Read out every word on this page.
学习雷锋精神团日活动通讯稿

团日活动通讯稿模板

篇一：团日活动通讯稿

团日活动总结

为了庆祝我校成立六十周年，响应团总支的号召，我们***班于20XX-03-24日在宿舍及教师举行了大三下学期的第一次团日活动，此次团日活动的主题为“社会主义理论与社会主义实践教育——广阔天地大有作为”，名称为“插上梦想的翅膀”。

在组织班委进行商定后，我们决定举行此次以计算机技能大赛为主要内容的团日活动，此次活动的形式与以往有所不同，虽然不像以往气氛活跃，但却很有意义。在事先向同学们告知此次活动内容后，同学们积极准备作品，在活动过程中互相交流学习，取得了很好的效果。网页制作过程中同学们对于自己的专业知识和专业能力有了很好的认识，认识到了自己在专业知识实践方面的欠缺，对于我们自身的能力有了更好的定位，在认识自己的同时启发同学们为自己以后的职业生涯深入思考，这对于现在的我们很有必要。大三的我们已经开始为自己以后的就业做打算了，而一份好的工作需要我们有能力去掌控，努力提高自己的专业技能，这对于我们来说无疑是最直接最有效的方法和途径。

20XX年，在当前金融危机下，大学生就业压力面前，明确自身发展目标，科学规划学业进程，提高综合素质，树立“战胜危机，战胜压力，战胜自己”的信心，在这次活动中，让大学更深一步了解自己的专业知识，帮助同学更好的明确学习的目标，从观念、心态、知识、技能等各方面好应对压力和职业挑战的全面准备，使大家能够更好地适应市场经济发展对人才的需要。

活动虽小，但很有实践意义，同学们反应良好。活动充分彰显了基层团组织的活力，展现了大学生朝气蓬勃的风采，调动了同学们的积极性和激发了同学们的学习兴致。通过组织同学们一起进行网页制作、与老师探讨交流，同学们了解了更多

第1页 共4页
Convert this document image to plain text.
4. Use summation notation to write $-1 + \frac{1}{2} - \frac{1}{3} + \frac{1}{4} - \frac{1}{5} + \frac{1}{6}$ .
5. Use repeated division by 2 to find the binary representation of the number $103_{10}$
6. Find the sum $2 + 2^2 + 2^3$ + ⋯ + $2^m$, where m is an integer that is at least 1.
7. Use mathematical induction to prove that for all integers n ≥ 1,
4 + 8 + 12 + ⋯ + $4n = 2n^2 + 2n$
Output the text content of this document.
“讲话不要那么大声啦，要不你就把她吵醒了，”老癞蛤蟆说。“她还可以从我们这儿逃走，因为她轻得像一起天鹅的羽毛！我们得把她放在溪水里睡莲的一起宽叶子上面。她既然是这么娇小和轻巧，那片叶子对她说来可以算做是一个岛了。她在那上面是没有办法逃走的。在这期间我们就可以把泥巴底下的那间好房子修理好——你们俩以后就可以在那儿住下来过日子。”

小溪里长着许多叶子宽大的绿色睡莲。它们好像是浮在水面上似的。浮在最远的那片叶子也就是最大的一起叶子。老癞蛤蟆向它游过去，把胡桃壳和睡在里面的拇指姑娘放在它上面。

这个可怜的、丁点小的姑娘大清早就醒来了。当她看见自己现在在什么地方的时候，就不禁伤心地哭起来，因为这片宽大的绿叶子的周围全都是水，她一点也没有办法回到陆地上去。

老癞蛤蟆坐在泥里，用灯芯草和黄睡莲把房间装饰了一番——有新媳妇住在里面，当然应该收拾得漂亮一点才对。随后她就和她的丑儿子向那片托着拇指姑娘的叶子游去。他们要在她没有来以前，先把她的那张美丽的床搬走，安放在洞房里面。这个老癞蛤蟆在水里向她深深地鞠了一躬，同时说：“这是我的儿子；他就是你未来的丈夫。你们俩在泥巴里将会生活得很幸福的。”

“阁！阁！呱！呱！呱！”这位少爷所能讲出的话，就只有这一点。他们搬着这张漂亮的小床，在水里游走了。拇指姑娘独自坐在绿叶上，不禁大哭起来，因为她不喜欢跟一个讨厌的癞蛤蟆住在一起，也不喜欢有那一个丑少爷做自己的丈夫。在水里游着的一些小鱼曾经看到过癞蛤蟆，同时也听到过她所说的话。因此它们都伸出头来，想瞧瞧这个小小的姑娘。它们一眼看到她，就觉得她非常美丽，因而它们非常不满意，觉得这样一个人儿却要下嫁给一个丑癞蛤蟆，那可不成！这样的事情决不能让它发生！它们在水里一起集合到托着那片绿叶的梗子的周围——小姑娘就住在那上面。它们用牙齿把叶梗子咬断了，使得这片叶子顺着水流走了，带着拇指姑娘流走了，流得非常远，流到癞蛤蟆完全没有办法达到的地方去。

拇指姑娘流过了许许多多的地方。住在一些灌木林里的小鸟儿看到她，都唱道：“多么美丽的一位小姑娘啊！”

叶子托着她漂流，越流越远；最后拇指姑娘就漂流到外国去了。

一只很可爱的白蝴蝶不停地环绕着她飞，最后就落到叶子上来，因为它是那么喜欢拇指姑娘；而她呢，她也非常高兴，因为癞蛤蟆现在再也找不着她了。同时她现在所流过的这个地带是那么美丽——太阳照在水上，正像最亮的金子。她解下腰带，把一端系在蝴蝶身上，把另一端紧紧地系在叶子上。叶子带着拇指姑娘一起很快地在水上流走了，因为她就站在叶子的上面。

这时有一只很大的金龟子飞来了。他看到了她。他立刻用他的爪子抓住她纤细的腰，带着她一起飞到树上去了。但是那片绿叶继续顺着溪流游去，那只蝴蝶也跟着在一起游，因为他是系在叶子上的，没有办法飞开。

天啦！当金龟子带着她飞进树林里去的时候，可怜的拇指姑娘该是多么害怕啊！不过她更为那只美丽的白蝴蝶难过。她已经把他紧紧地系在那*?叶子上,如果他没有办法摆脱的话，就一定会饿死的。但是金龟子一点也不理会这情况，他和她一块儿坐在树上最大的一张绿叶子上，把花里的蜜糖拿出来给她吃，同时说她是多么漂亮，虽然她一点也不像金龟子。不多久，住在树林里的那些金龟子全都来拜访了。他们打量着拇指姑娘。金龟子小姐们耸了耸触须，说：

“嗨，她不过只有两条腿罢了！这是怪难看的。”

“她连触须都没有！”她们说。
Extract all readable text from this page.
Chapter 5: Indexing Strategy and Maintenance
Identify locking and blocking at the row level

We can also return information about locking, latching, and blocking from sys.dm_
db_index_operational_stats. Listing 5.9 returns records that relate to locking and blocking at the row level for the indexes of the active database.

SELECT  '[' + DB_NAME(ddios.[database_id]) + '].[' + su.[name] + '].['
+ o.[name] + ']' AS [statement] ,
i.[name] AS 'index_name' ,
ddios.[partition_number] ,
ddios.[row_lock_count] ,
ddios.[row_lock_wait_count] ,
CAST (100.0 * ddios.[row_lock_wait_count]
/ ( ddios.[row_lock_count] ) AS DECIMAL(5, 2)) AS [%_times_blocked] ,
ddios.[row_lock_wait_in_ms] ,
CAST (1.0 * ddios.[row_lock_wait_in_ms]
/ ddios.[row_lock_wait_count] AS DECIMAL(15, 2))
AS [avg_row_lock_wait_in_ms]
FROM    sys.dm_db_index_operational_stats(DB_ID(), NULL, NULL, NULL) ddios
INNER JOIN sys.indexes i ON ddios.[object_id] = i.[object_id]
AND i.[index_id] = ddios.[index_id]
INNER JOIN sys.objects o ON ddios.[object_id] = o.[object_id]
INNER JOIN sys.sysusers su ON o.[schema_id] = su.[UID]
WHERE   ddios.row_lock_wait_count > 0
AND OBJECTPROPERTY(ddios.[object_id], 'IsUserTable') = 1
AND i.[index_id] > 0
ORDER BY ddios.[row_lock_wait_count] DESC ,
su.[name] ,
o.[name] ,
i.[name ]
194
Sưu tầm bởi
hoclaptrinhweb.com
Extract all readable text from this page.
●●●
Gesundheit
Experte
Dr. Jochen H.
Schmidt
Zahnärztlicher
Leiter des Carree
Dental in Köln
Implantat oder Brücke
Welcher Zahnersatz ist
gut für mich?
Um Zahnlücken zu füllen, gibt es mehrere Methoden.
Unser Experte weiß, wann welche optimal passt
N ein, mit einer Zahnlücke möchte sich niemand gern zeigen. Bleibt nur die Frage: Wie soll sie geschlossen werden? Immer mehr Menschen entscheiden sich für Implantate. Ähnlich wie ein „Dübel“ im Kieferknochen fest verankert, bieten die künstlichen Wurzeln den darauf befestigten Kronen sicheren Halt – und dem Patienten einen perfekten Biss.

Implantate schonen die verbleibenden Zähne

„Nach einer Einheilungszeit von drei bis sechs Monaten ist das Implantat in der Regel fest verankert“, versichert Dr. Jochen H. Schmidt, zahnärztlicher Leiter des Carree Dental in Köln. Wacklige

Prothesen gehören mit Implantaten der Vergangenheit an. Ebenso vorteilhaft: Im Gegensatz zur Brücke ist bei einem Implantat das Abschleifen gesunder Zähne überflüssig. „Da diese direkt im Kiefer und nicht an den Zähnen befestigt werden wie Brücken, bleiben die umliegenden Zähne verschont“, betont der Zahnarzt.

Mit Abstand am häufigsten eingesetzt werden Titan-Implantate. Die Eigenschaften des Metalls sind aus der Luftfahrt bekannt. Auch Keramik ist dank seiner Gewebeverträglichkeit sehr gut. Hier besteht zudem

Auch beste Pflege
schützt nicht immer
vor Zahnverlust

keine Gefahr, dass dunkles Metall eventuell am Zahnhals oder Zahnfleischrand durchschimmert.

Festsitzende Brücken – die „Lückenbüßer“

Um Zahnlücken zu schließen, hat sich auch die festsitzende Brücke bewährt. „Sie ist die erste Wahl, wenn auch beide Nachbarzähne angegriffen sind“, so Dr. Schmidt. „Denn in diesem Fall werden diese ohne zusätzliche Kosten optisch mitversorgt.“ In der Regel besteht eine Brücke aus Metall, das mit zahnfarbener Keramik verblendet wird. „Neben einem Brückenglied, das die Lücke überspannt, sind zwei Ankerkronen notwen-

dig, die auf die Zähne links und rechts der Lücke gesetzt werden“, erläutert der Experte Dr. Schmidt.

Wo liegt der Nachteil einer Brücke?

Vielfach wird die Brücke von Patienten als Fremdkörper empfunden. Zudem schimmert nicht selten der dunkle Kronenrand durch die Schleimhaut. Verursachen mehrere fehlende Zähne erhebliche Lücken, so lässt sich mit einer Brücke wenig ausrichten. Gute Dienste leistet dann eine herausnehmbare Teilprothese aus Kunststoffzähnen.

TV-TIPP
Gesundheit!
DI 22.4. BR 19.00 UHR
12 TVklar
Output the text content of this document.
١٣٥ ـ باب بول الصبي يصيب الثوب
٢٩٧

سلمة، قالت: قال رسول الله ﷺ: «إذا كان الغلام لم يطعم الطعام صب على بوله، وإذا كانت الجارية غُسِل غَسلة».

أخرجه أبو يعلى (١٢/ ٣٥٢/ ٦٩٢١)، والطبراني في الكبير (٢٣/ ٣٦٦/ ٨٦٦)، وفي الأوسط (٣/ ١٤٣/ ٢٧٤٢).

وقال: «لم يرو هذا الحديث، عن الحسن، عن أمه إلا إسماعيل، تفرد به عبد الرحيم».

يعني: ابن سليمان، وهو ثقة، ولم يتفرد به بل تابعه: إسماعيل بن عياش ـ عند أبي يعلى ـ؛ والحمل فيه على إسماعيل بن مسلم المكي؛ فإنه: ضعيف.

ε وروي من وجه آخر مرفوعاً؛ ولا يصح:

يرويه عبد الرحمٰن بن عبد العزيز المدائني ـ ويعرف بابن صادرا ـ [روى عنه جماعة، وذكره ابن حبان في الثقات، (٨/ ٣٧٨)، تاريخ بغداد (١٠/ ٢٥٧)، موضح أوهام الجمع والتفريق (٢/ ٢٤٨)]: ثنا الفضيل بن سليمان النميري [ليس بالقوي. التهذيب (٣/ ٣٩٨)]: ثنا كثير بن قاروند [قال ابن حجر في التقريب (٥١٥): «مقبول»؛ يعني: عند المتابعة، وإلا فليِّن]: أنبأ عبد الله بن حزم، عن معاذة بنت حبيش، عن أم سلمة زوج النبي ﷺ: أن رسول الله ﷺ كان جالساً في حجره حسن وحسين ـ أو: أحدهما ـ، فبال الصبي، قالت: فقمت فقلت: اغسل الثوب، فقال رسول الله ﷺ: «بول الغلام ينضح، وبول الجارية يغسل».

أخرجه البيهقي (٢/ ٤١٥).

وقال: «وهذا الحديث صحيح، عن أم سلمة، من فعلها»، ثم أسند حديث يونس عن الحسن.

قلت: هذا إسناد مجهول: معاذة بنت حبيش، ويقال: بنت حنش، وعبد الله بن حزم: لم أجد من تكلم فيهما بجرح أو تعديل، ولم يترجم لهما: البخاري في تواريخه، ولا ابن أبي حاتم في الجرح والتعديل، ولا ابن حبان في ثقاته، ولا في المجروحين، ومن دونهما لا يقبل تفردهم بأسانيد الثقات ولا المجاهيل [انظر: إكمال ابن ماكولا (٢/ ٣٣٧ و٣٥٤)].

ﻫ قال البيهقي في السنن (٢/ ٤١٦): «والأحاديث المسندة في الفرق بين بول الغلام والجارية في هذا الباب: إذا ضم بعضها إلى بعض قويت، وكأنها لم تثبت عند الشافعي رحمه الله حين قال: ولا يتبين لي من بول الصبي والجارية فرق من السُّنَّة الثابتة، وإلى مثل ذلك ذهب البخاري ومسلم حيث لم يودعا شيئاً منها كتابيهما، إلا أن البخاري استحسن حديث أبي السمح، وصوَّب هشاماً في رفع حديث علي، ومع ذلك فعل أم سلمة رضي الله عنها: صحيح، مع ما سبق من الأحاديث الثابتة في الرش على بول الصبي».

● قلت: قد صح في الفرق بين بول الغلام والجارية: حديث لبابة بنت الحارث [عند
* * * * * * *
◆ Exercise objective
Check each line of the entries above for the word "Jochen". List the ones that have it.

◆ Exercise result
Dr. Jochen H.
„Nach einer Einheilungszeit von drei bis sechs Monaten ist das Implantat in der Regel fest verankert“, versichert Dr. Jochen H. Schmidt, zahnärztlicher Leiter des Carree Dental in Köln. Wacklige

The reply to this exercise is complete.